### What is required
Every record must be repeated exactly, with no omission.
··· Material supplied
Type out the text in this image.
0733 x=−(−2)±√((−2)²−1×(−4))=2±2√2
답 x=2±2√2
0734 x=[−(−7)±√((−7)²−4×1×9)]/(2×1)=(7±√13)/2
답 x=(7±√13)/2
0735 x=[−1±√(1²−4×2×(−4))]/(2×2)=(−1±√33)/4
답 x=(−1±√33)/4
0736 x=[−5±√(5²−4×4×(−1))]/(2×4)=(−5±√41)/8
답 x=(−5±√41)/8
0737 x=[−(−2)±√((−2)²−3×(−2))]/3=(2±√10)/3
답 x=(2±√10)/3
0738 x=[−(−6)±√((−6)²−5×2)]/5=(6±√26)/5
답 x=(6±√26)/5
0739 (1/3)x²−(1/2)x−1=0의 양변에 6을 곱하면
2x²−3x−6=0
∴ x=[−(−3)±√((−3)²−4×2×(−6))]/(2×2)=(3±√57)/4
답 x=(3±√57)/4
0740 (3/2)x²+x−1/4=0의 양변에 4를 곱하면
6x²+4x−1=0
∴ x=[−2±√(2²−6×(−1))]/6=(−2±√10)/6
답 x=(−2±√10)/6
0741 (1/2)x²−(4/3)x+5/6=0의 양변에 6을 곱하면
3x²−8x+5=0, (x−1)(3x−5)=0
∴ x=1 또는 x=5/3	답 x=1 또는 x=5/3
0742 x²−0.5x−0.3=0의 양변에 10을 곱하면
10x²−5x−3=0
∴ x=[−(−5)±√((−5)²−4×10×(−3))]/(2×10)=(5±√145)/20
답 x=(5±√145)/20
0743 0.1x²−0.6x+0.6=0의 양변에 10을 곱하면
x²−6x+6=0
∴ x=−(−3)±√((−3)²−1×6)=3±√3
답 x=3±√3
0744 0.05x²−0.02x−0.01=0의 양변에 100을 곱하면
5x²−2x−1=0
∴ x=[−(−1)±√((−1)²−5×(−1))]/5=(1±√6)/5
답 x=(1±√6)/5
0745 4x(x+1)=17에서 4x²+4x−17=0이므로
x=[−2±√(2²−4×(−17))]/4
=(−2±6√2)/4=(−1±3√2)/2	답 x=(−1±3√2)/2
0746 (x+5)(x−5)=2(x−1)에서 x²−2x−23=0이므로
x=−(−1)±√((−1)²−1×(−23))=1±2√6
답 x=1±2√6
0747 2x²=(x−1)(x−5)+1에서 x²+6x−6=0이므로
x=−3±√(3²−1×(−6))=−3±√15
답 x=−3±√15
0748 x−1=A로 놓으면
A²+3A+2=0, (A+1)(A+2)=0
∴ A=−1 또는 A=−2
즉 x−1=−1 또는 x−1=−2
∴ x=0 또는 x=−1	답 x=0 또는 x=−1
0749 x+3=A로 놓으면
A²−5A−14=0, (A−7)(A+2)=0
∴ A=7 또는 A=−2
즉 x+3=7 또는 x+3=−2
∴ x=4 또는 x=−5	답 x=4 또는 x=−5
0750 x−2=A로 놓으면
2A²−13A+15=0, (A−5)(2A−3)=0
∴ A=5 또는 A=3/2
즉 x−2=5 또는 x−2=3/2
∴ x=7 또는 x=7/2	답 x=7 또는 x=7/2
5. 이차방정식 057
······
### Solved problem
Type out the text in this image.
0733 x=−(−2)±√((−2)²−1×(−4))=2±2√2
답 x=2±2√2
0734 x=[−(−7)±√((−7)²−4×1×9)]/(2×1)=(7±√13)/2
답 x=(7±√13)/2
0735 x=[−1±√(1²−4×2×(−4))]/(2×2)=(−1±√33)/4
답 x=(−1±√33)/4
0736 x=[−5±√(5²−4×4×(−1))]/(2×4)=(−5±√41)/8
답 x=(−5±√41)/8
0737 x=[−(−2)±√((−2)²−3×(−2))]/3=(2±√10)/3
답 x=(2±√10)/3
0738 x=[−(−6)±√((−6)²−5×2)]/5=(6±√26)/5
답 x=(6±√26)/5
0739 (1/3)x²−(1/2)x−1=0의 양변에 6을 곱하면
2x²−3x−6=0
∴ x=[−(−3)±√((−3)²−4×2×(−6))]/(2×2)=(3±√57)/4
답 x=(3±√57)/4
0740 (3/2)x²+x−1/4=0의 양변에 4를 곱하면
6x²+4x−1=0
∴ x=[−2±√(2²−6×(−1))]/6=(−2±√10)/6
답 x=(−2±√10)/6
0741 (1/2)x²−(4/3)x+5/6=0의 양변에 6을 곱하면
3x²−8x+5=0, (x−1)(3x−5)=0
∴ x=1 또는 x=5/3	답 x=1 또는 x=5/3
0742 x²−0.5x−0.3=0의 양변에 10을 곱하면
10x²−5x−3=0
∴ x=[−(−5)±√((−5)²−4×10×(−3))]/(2×10)=(5±√145)/20
답 x=(5±√145)/20
0743 0.1x²−0.6x+0.6=0의 양변에 10을 곱하면
x²−6x+6=0
∴ x=−(−3)±√((−3)²−1×6)=3±√3
답 x=3±√3
0744 0.05x²−0.02x−0.01=0의 양변에 100을 곱하면
5x²−2x−1=0
∴ x=[−(−1)±√((−1)²−5×(−1))]/5=(1±√6)/5
답 x=(1±√6)/5
0745 4x(x+1)=17에서 4x²+4x−17=0이므로
x=[−2±√(2²−4×(−17))]/4
=(−2±6√2)/4=(−1±3√2)/2	답 x=(−1±3√2)/2
0746 (x+5)(x−5)=2(x−1)에서 x²−2x−23=0이므로
x=−(−1)±√((−1)²−1×(−23))=1±2√6
답 x=1±2√6
0747 2x²=(x−1)(x−5)+1에서 x²+6x−6=0이므로
x=−3±√(3²−1×(−6))=−3±√15
답 x=−3±√15
0748 x−1=A로 놓으면
A²+3A+2=0, (A+1)(A+2)=0
∴ A=−1 또는 A=−2
즉 x−1=−1 또는 x−1=−2
∴ x=0 또는 x=−1	답 x=0 또는 x=−1
0749 x+3=A로 놓으면
A²−5A−14=0, (A−7)(A+2)=0
∴ A=7 또는 A=−2
즉 x+3=7 또는 x+3=−2
∴ x=4 또는 x=−5	답 x=4 또는 x=−5
0750 x−2=A로 놓으면
2A²−13A+15=0, (A−5)(2A−3)=0
∴ A=5 또는 A=3/2
즉 x−2=5 또는 x−2=3/2
∴ x=7 또는 x=7/2	답 x=7 또는 x=7/2
5. 이차방정식 057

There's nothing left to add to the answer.